Dataset entries on figures:
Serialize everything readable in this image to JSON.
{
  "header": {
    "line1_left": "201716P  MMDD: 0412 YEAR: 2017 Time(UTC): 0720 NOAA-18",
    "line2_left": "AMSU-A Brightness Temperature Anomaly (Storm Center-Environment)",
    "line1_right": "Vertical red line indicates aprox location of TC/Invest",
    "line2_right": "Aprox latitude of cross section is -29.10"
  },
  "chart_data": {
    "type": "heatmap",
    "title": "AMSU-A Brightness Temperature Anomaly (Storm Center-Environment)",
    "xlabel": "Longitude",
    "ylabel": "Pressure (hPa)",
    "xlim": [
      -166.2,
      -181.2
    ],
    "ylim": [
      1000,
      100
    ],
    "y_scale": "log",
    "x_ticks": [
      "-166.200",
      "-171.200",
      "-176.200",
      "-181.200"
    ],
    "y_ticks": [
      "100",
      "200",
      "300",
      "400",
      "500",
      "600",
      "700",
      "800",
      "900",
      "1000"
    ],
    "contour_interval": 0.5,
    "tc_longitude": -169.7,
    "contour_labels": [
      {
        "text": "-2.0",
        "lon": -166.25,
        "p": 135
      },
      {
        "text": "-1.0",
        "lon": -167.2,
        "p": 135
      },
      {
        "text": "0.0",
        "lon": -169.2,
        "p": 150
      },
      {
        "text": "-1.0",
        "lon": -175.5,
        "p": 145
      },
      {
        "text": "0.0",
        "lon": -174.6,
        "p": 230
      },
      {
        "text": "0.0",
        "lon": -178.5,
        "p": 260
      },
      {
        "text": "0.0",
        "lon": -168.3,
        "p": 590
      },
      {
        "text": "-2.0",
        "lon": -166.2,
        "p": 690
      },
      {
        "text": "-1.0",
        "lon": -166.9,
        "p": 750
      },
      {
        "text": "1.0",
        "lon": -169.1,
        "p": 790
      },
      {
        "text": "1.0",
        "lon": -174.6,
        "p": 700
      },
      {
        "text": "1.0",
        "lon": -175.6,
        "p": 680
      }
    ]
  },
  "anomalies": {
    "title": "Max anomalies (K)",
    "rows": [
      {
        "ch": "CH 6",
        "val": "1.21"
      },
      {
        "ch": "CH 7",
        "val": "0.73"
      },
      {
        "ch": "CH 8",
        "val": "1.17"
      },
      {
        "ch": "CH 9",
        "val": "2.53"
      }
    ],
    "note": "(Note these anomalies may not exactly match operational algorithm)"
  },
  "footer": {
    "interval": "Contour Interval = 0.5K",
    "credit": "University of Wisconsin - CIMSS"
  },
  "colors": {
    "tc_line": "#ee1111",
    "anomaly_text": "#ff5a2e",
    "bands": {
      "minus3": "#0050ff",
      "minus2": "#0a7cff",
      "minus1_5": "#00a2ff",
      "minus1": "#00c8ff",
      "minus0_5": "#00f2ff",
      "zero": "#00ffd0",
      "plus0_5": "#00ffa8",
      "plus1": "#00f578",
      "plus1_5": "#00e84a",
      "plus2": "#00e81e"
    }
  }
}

Problem details:
Return the listing above word for word.

Right answer:
Serialize everything readable in this image to JSON.
{
  "header": {
    "line1_left": "201716P  MMDD: 0412 YEAR: 2017 Time(UTC): 0720 NOAA-18",
    "line2_left": "AMSU-A Brightness Temperature Anomaly (Storm Center-Environment)",
    "line1_right": "Vertical red line indicates aprox location of TC/Invest",
    "line2_right": "Aprox latitude of cross section is -29.10"
  },
  "chart_data": {
    "type": "heatmap",
    "title": "AMSU-A Brightness Temperature Anomaly (Storm Center-Environment)",
    "xlabel": "Longitude",
    "ylabel": "Pressure (hPa)",
    "xlim": [
      -166.2,
      -181.2
    ],
    "ylim": [
      1000,
      100
    ],
    "y_scale": "log",
    "x_ticks": [
      "-166.200",
      "-171.200",
      "-176.200",
      "-181.200"
    ],
    "y_ticks": [
      "100",
      "200",
      "300",
      "400",
      "500",
      "600",
      "700",
      "800",
      "900",
      "1000"
    ],
    "contour_interval": 0.5,
    "tc_longitude": -169.7,
    "contour_labels": [
      {
        "text": "-2.0",
        "lon": -166.25,
        "p": 135
      },
      {
        "text": "-1.0",
        "lon": -167.2,
        "p": 135
      },
      {
        "text": "0.0",
        "lon": -169.2,
        "p": 150
      },
      {
        "text": "-1.0",
        "lon": -175.5,
        "p": 145
      },
      {
        "text": "0.0",
        "lon": -174.6,
        "p": 230
      },
      {
        "text": "0.0",
        "lon": -178.5,
        "p": 260
      },
      {
        "text": "0.0",
        "lon": -168.3,
        "p": 590
      },
      {
        "text": "-2.0",
        "lon": -166.2,
        "p": 690
      },
      {
        "text": "-1.0",
        "lon": -166.9,
        "p": 750
      },
      {
        "text": "1.0",
        "lon": -169.1,
        "p": 790
      },
      {
        "text": "1.0",
        "lon": -174.6,
        "p": 700
      },
      {
        "text": "1.0",
        "lon": -175.6,
        "p": 680
      }
    ]
  },
  "anomalies": {
    "title": "Max anomalies (K)",
    "rows": [
      {
        "ch": "CH 6",
        "val": "1.21"
      },
      {
        "ch": "CH 7",
        "val": "0.73"
      },
      {
        "ch": "CH 8",
        "val": "1.17"
      },
      {
        "ch": "CH 9",
        "val": "2.53"
      }
    ],
    "note": "(Note these anomalies may not exactly match operational algorithm)"
  },
  "footer": {
    "interval": "Contour Interval = 0.5K",
    "credit": "University of Wisconsin - CIMSS"
  },
  "colors": {
    "tc_line": "#ee1111",
    "anomaly_text": "#ff5a2e",
    "bands": {
      "minus3": "#0050ff",
      "minus2": "#0a7cff",
      "minus1_5": "#00a2ff",
      "minus1": "#00c8ff",
      "minus0_5": "#00f2ff",
      "zero": "#00ffd0",
      "plus0_5": "#00ffa8",
      "plus1": "#00f578",
      "plus1_5": "#00e84a",
      "plus2": "#00e81e"
    }
  }
}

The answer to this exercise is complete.